Records shown:
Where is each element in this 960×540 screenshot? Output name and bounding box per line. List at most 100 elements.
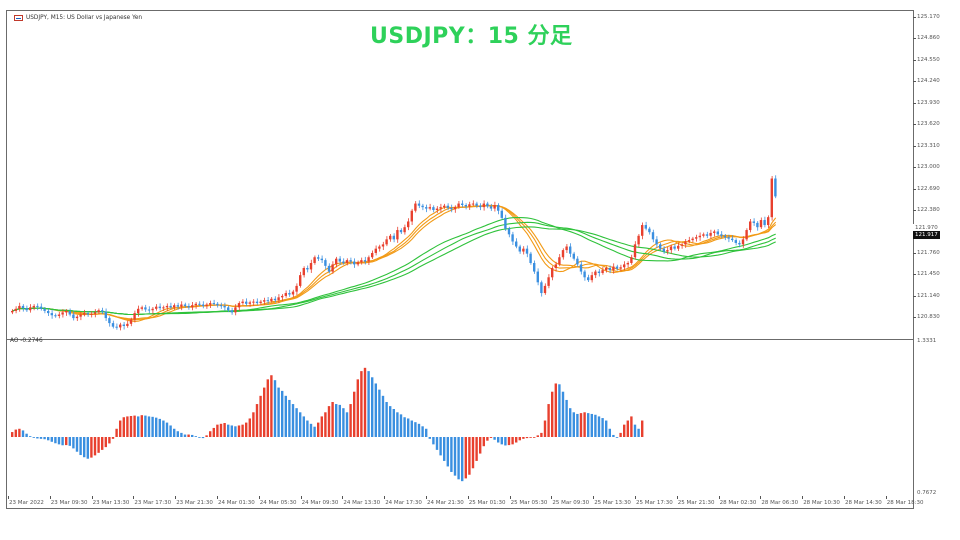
time-tick <box>8 496 9 499</box>
candle-body <box>288 293 291 295</box>
candle-body <box>612 266 615 271</box>
ao-bar <box>43 437 46 440</box>
candle-body <box>572 253 575 259</box>
time-tick <box>760 496 762 499</box>
candle-body <box>259 301 262 304</box>
time-tick-label: 25 Mar 05:30 <box>510 500 548 506</box>
ao-bar <box>176 431 179 437</box>
candle-body <box>392 235 395 240</box>
ao-bar <box>543 420 547 437</box>
candle-body <box>479 205 482 208</box>
price-axis[interactable]: 125.170 124.860 124.550 124.240 123.930 123.6… <box>913 10 960 335</box>
candle-body <box>108 318 111 324</box>
candle-body <box>266 300 269 302</box>
candle-body <box>183 304 187 306</box>
candle-body <box>83 313 86 315</box>
ao-bar <box>144 415 147 437</box>
time-tick <box>91 496 93 499</box>
ao-bar <box>241 424 244 437</box>
chart-window[interactable] <box>6 10 914 509</box>
candle-body <box>169 305 172 308</box>
ao-bar <box>349 404 352 437</box>
candle-body <box>367 257 370 262</box>
awesome-oscillator-pane[interactable] <box>7 339 913 509</box>
candle-body <box>101 310 104 312</box>
price-tick-label: 122.380 <box>917 207 940 214</box>
candle-body <box>277 297 280 301</box>
ao-bar <box>101 437 104 450</box>
candle-body <box>50 313 53 316</box>
ao-bar <box>32 437 35 438</box>
candle-body <box>691 238 694 241</box>
price-tick-label: 123.310 <box>917 142 940 149</box>
ao-bar <box>335 404 338 437</box>
time-tick-label: 25 Mar 13:30 <box>594 500 631 506</box>
candle-body <box>57 314 61 316</box>
candle-body <box>32 305 35 308</box>
candle-body <box>493 204 496 209</box>
candle-body <box>133 313 136 320</box>
candle-body <box>511 234 514 242</box>
candle-body <box>68 310 71 315</box>
candle-body <box>79 314 82 317</box>
overlay-title: USDJPY：15 分足 <box>370 24 573 49</box>
time-tick-label: 24 Mar 05:30 <box>259 500 297 506</box>
candle-body <box>486 203 489 207</box>
ao-bar <box>407 418 410 437</box>
candle-body <box>18 305 21 309</box>
price-pane[interactable] <box>7 11 913 336</box>
ao-bar <box>576 413 579 437</box>
ao-bar <box>587 413 590 437</box>
candle-body <box>403 227 406 233</box>
ao-bar <box>288 399 291 437</box>
candlestick-chart <box>11 175 777 331</box>
candle-body <box>284 293 287 296</box>
time-tick-label: 25 Mar 01:30 <box>468 500 506 506</box>
pane-separator[interactable] <box>7 336 913 339</box>
ao-bar <box>482 437 485 447</box>
candle-body <box>399 230 403 233</box>
ao-bar <box>342 408 345 437</box>
ao-bar <box>345 412 349 437</box>
candle-body <box>198 303 201 305</box>
candle-body <box>756 222 759 228</box>
candle-body <box>439 207 442 209</box>
candle-body <box>637 235 640 245</box>
ao-axis: 1.3331 0.7672 <box>913 338 960 507</box>
candle-body <box>353 261 356 265</box>
candle-body <box>749 221 752 231</box>
ao-bar <box>237 425 241 437</box>
candle-body <box>371 252 374 258</box>
candle-body <box>273 298 277 301</box>
candle-body <box>507 228 511 235</box>
ao-bar <box>230 425 233 437</box>
time-tick-label: 24 Mar 09:30 <box>301 500 339 506</box>
candle-body <box>579 264 583 272</box>
ao-bar <box>425 428 428 437</box>
ao-bar <box>623 424 626 437</box>
candle-body <box>583 271 586 278</box>
ao-bar <box>111 437 115 439</box>
time-tick-label: 23 Mar 13:30 <box>92 500 130 506</box>
ao-bar <box>583 412 586 437</box>
price-tick <box>913 317 916 319</box>
ao-bar <box>180 432 183 437</box>
candle-body <box>39 306 43 309</box>
candle-body <box>554 264 557 268</box>
time-tick <box>426 496 427 499</box>
candle-body <box>677 245 680 249</box>
candle-body <box>104 311 107 319</box>
candle-body <box>500 210 503 218</box>
ao-bar <box>443 437 446 461</box>
ao-bar <box>273 380 277 437</box>
ao-bar <box>216 424 219 437</box>
candle-body <box>752 221 755 223</box>
price-tick-label: 121.140 <box>917 292 940 299</box>
ao-bar <box>209 431 212 437</box>
time-axis[interactable]: 23 Mar 2022 23 Mar 09:30 23 Mar 13:30 23 Ma… <box>6 496 936 510</box>
candle-body <box>518 246 521 252</box>
candle-body <box>165 305 169 308</box>
candle-body <box>389 235 392 240</box>
candle-body <box>194 303 197 306</box>
price-tick-label: 123.930 <box>917 99 940 106</box>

Direction: Please change "candle-body" to "candlestick" throughout the records above, leaving everything else the same. Omit the pictures from your answer.

Exercise response:
Where is each element in this 960×540 screenshot? Output name and bounding box per line. List at most 100 elements.
time-tick <box>8 496 9 499</box>
candlestick <box>288 293 291 295</box>
candlestick <box>612 266 615 271</box>
ao-bar <box>43 437 46 440</box>
candlestick <box>572 253 575 259</box>
time-tick <box>760 496 762 499</box>
candlestick <box>259 301 262 304</box>
time-tick-label: 25 Mar 05:30 <box>510 500 548 506</box>
ao-bar <box>176 431 179 437</box>
candlestick <box>392 235 395 240</box>
ao-bar <box>543 420 547 437</box>
candlestick <box>479 205 482 208</box>
price-axis[interactable]: 125.170 124.860 124.550 124.240 123.930 123.6… <box>913 10 960 335</box>
candlestick <box>108 318 111 324</box>
candlestick <box>266 300 269 302</box>
candlestick <box>183 304 187 306</box>
candlestick <box>83 313 86 315</box>
ao-bar <box>144 415 147 437</box>
time-tick <box>91 496 93 499</box>
ao-bar <box>241 424 244 437</box>
chart-window[interactable] <box>6 10 914 509</box>
candlestick <box>169 305 172 308</box>
ao-bar <box>349 404 352 437</box>
candlestick <box>367 257 370 262</box>
awesome-oscillator-pane[interactable] <box>7 339 913 509</box>
candlestick <box>101 310 104 312</box>
price-tick-label: 122.380 <box>917 207 940 214</box>
candlestick <box>277 297 280 301</box>
ao-bar <box>101 437 104 450</box>
candlestick <box>50 313 53 316</box>
ao-bar <box>32 437 35 438</box>
candlestick <box>691 238 694 241</box>
price-tick-label: 123.310 <box>917 142 940 149</box>
ao-bar <box>335 404 338 437</box>
time-tick-label: 25 Mar 13:30 <box>594 500 631 506</box>
candlestick <box>57 314 61 316</box>
candlestick <box>32 305 35 308</box>
candlestick <box>493 204 496 209</box>
candlestick <box>133 313 136 320</box>
candlestick <box>511 234 514 242</box>
candlestick <box>68 310 71 315</box>
candlestick <box>79 314 82 317</box>
overlay-title: USDJPY：15 分足 <box>370 24 573 49</box>
time-tick-label: 24 Mar 05:30 <box>259 500 297 506</box>
candlestick <box>486 203 489 207</box>
ao-bar <box>407 418 410 437</box>
candlestick <box>18 305 21 309</box>
price-pane[interactable] <box>7 11 913 336</box>
ao-bar <box>576 413 579 437</box>
ao-bar <box>587 413 590 437</box>
candlestick <box>403 227 406 233</box>
ao-bar <box>288 399 291 437</box>
candlestick-chart <box>11 175 777 331</box>
candlestick <box>284 293 287 296</box>
time-tick-label: 25 Mar 01:30 <box>468 500 506 506</box>
pane-separator[interactable] <box>7 336 913 339</box>
ao-bar <box>482 437 485 447</box>
candlestick <box>399 230 403 233</box>
ao-bar <box>342 408 345 437</box>
ao-bar <box>345 412 349 437</box>
candlestick <box>198 303 201 305</box>
candlestick <box>756 222 759 228</box>
candlestick <box>439 207 442 209</box>
candlestick <box>637 235 640 245</box>
ao-axis: 1.3331 0.7672 <box>913 338 960 507</box>
candlestick <box>353 261 356 265</box>
candlestick <box>749 221 752 231</box>
ao-bar <box>237 425 241 437</box>
candlestick <box>371 252 374 258</box>
candlestick <box>273 298 277 301</box>
candlestick <box>507 228 511 235</box>
ao-bar <box>230 425 233 437</box>
time-tick-label: 24 Mar 09:30 <box>301 500 339 506</box>
candlestick <box>579 264 583 272</box>
ao-bar <box>425 428 428 437</box>
ao-bar <box>623 424 626 437</box>
candlestick <box>583 271 586 278</box>
ao-bar <box>111 437 115 439</box>
time-tick-label: 23 Mar 13:30 <box>92 500 130 506</box>
ao-bar <box>583 412 586 437</box>
price-tick <box>913 317 916 319</box>
ao-bar <box>180 432 183 437</box>
candlestick <box>39 306 43 309</box>
candlestick <box>554 264 557 268</box>
time-tick <box>426 496 427 499</box>
candlestick <box>677 245 680 249</box>
candlestick <box>104 311 107 319</box>
candlestick <box>500 210 503 218</box>
ao-bar <box>443 437 446 461</box>
ao-bar <box>273 380 277 437</box>
ao-bar <box>216 424 219 437</box>
candlestick <box>752 221 755 223</box>
price-tick-label: 121.140 <box>917 292 940 299</box>
ao-bar <box>209 431 212 437</box>
time-axis[interactable]: 23 Mar 2022 23 Mar 09:30 23 Mar 13:30 23 Ma… <box>6 496 936 510</box>
candlestick <box>518 246 521 252</box>
candlestick <box>165 305 169 308</box>
candlestick <box>389 235 392 240</box>
candlestick <box>194 303 197 306</box>
price-tick-label: 123.930 <box>917 99 940 106</box>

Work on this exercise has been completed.